Directions —
Report each line below that contains the string "plus", copying those lines in full. Treat uppercase and lowercase letters as different.

|---|

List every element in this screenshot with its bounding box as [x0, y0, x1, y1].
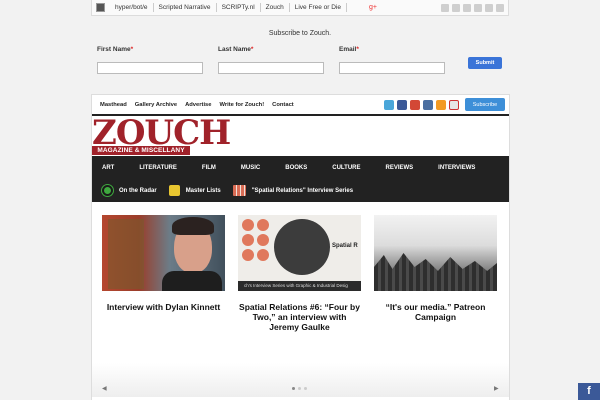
- series-master-lists[interactable]: Master Lists: [168, 185, 221, 196]
- card-title[interactable]: Interview with Dylan Kinnett: [102, 302, 225, 312]
- first-name-field-group: First Name*: [97, 46, 203, 74]
- card-title[interactable]: Spatial Relations #6: “Four by Two,” an …: [238, 302, 361, 332]
- category-books[interactable]: BOOKS: [285, 165, 307, 171]
- thumb-trees: [374, 253, 497, 291]
- spatial-icon: [232, 185, 246, 196]
- list-icon: [168, 185, 180, 196]
- category-culture[interactable]: CULTURE: [332, 165, 360, 171]
- first-name-label: First Name*: [97, 46, 134, 53]
- network-link-zouch[interactable]: Zouch: [261, 3, 290, 12]
- twitter-icon[interactable]: [463, 3, 471, 12]
- google-plus-icon[interactable]: g+: [369, 4, 377, 11]
- tumblr-icon[interactable]: [474, 3, 482, 12]
- card-thumbnail-spatial[interactable]: Spatial R ch's Interview Series with Gra…: [238, 215, 361, 291]
- card-thumbnail-forest[interactable]: [374, 215, 497, 291]
- featured-card[interactable]: “It's our media.” Patreon Campaign: [374, 215, 497, 332]
- card-thumbnail-portrait[interactable]: [102, 215, 225, 291]
- network-link-scripty[interactable]: SCRIPTy.nl: [217, 3, 261, 12]
- series-on-the-radar[interactable]: On the Radar: [102, 185, 157, 196]
- last-name-label: Last Name*: [218, 46, 254, 53]
- wordpress-icon[interactable]: [485, 3, 493, 12]
- facebook-icon[interactable]: [441, 3, 449, 12]
- series-spatial-relations[interactable]: "Spatial Relations" Interview Series: [232, 185, 354, 196]
- slider-pagination: [292, 387, 307, 390]
- thumb-hair: [172, 217, 214, 235]
- series-spatial-relations-label: "Spatial Relations" Interview Series: [251, 187, 354, 194]
- network-social-icons: [441, 3, 508, 12]
- network-link-live-free-or-die[interactable]: Live Free or Die: [290, 3, 347, 12]
- network-link-hyperbote[interactable]: hyper/bot/e: [110, 3, 154, 12]
- thumb-tree: [108, 219, 144, 289]
- category-interviews[interactable]: INTERVIEWS: [438, 165, 475, 171]
- slider-dot[interactable]: [292, 387, 295, 390]
- category-art[interactable]: ART: [102, 165, 114, 171]
- nav-masthead[interactable]: Masthead: [100, 102, 127, 108]
- nav-write-for-zouch[interactable]: Write for Zouch!: [220, 102, 265, 108]
- email-input[interactable]: [339, 62, 445, 74]
- category-reviews[interactable]: REVIEWS: [385, 165, 413, 171]
- rss-icon[interactable]: [436, 99, 446, 110]
- network-link-scripted-narrative[interactable]: Scripted Narrative: [154, 3, 217, 12]
- instagram-icon[interactable]: [423, 99, 433, 110]
- featured-card[interactable]: Spatial R ch's Interview Series with Gra…: [238, 215, 361, 332]
- featured-card[interactable]: Interview with Dylan Kinnett: [102, 215, 225, 332]
- google-plus-icon[interactable]: [410, 99, 420, 110]
- brand-header: ZOUCH MAGAZINE & MISCELLANY: [92, 116, 509, 156]
- slider-footer: [92, 363, 509, 397]
- thumb-big-circle: [274, 219, 330, 275]
- thumb-circle-grid: [242, 219, 269, 261]
- last-name-field-group: Last Name*: [218, 46, 324, 74]
- network-logo-icon[interactable]: [96, 3, 105, 12]
- thumb-heading: Spatial R: [332, 243, 358, 249]
- series-on-the-radar-label: On the Radar: [119, 187, 157, 194]
- category-music[interactable]: MUSIC: [241, 165, 260, 171]
- slider-dot[interactable]: [298, 387, 301, 390]
- first-name-input[interactable]: [97, 62, 203, 74]
- thumb-shirt: [162, 271, 222, 291]
- twitter-icon[interactable]: [384, 99, 394, 110]
- email-label: Email*: [339, 46, 359, 53]
- site-tagline: MAGAZINE & MISCELLANY: [92, 146, 190, 155]
- slider-prev-icon[interactable]: ◀: [102, 385, 107, 392]
- slider-next-icon[interactable]: ▶: [494, 385, 499, 392]
- series-master-lists-label: Master Lists: [185, 187, 221, 194]
- nav-advertise[interactable]: Advertise: [185, 102, 211, 108]
- rss-icon[interactable]: [496, 3, 504, 12]
- facebook-icon[interactable]: [397, 99, 407, 110]
- series-nav: On the Radar Master Lists "Spatial Relat…: [92, 179, 509, 202]
- slider-dot[interactable]: [304, 387, 307, 390]
- email-field-group: Email*: [339, 46, 445, 74]
- category-film[interactable]: FILM: [202, 165, 216, 171]
- card-title[interactable]: “It's our media.” Patreon Campaign: [374, 302, 497, 322]
- category-literature[interactable]: LITERATURE: [139, 165, 177, 171]
- email-icon[interactable]: [449, 99, 459, 110]
- category-nav: ART LITERATURE FILM MUSIC BOOKS CULTURE …: [92, 156, 509, 179]
- top-nav-social-icons: [384, 99, 459, 110]
- site-frame: Masthead Gallery Archive Advertise Write…: [91, 94, 510, 400]
- thumb-strip: ch's Interview Series with Graphic & Ind…: [238, 281, 361, 291]
- site-logo[interactable]: ZOUCH: [92, 116, 231, 150]
- radar-icon: [102, 185, 113, 196]
- network-bar: hyper/bot/e Scripted Narrative SCRIPTy.n…: [91, 0, 509, 16]
- facebook-share-icon[interactable]: f: [578, 383, 600, 400]
- featured-slider: Interview with Dylan Kinnett Spatial R c…: [102, 215, 497, 332]
- subscribe-title: Subscribe to Zouch.: [268, 30, 332, 37]
- nav-gallery-archive[interactable]: Gallery Archive: [135, 102, 177, 108]
- nav-contact[interactable]: Contact: [272, 102, 294, 108]
- linkedin-icon[interactable]: [452, 3, 460, 12]
- last-name-input[interactable]: [218, 62, 324, 74]
- header-subscribe-button[interactable]: Subscribe: [465, 98, 505, 111]
- submit-button[interactable]: Submit: [468, 57, 502, 69]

|---|

Solution —
- google-plus-icon[interactable]: g+: [369, 4, 377, 11]
- google-plus-icon[interactable]: [410, 99, 420, 110]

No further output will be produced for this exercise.